### WHAT YOU WILL DO
The data below must be copied in full and without any change.

Records about charts and figures:
###

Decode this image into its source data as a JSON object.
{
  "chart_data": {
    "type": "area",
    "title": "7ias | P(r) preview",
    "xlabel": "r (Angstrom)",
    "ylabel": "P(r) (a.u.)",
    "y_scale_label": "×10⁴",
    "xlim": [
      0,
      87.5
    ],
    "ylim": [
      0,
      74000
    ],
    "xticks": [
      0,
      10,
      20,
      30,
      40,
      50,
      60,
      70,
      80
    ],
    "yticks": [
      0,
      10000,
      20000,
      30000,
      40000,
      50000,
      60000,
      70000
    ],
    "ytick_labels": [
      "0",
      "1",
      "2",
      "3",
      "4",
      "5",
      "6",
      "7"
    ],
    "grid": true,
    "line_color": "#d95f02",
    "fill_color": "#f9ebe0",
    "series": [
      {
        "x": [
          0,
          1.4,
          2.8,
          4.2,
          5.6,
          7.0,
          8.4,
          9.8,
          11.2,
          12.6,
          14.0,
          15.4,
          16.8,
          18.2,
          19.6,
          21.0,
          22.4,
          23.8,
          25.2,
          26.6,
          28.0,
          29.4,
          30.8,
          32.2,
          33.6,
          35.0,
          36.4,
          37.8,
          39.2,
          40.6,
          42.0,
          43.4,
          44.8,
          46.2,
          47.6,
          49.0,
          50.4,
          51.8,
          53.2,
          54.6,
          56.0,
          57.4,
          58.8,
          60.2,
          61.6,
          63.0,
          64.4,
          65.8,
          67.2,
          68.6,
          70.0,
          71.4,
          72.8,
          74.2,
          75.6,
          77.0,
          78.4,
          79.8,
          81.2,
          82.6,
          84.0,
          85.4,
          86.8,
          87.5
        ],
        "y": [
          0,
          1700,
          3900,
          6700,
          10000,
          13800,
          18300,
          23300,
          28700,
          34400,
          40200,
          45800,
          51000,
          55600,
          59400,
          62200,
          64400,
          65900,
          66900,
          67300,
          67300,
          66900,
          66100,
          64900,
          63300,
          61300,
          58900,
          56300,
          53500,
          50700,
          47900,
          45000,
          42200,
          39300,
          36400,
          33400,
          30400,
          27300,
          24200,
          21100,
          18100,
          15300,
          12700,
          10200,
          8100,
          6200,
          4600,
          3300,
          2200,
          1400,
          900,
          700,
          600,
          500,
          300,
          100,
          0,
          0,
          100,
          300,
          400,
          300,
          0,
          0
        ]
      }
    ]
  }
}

###

### THE SOLUTION
Decode this image into its source data as a JSON object.
{
  "chart_data": {
    "type": "area",
    "title": "7ias | P(r) preview",
    "xlabel": "r (Angstrom)",
    "ylabel": "P(r) (a.u.)",
    "y_scale_label": "×10⁴",
    "xlim": [
      0,
      87.5
    ],
    "ylim": [
      0,
      74000
    ],
    "xticks": [
      0,
      10,
      20,
      30,
      40,
      50,
      60,
      70,
      80
    ],
    "yticks": [
      0,
      10000,
      20000,
      30000,
      40000,
      50000,
      60000,
      70000
    ],
    "ytick_labels": [
      "0",
      "1",
      "2",
      "3",
      "4",
      "5",
      "6",
      "7"
    ],
    "grid": true,
    "line_color": "#d95f02",
    "fill_color": "#f9ebe0",
    "series": [
      {
        "x": [
          0,
          1.4,
          2.8,
          4.2,
          5.6,
          7.0,
          8.4,
          9.8,
          11.2,
          12.6,
          14.0,
          15.4,
          16.8,
          18.2,
          19.6,
          21.0,
          22.4,
          23.8,
          25.2,
          26.6,
          28.0,
          29.4,
          30.8,
          32.2,
          33.6,
          35.0,
          36.4,
          37.8,
          39.2,
          40.6,
          42.0,
          43.4,
          44.8,
          46.2,
          47.6,
          49.0,
          50.4,
          51.8,
          53.2,
          54.6,
          56.0,
          57.4,
          58.8,
          60.2,
          61.6,
          63.0,
          64.4,
          65.8,
          67.2,
          68.6,
          70.0,
          71.4,
          72.8,
          74.2,
          75.6,
          77.0,
          78.4,
          79.8,
          81.2,
          82.6,
          84.0,
          85.4,
          86.8,
          87.5
        ],
        "y": [
          0,
          1700,
          3900,
          6700,
          10000,
          13800,
          18300,
          23300,
          28700,
          34400,
          40200,
          45800,
          51000,
          55600,
          59400,
          62200,
          64400,
          65900,
          66900,
          67300,
          67300,
          66900,
          66100,
          64900,
          63300,
          61300,
          58900,
          56300,
          53500,
          50700,
          47900,
          45000,
          42200,
          39300,
          36400,
          33400,
          30400,
          27300,
          24200,
          21100,
          18100,
          15300,
          12700,
          10200,
          8100,
          6200,
          4600,
          3300,
          2200,
          1400,
          900,
          700,
          600,
          500,
          300,
          100,
          0,
          0,
          100,
          300,
          400,
          300,
          0,
          0
        ]
      }
    ]
  }
}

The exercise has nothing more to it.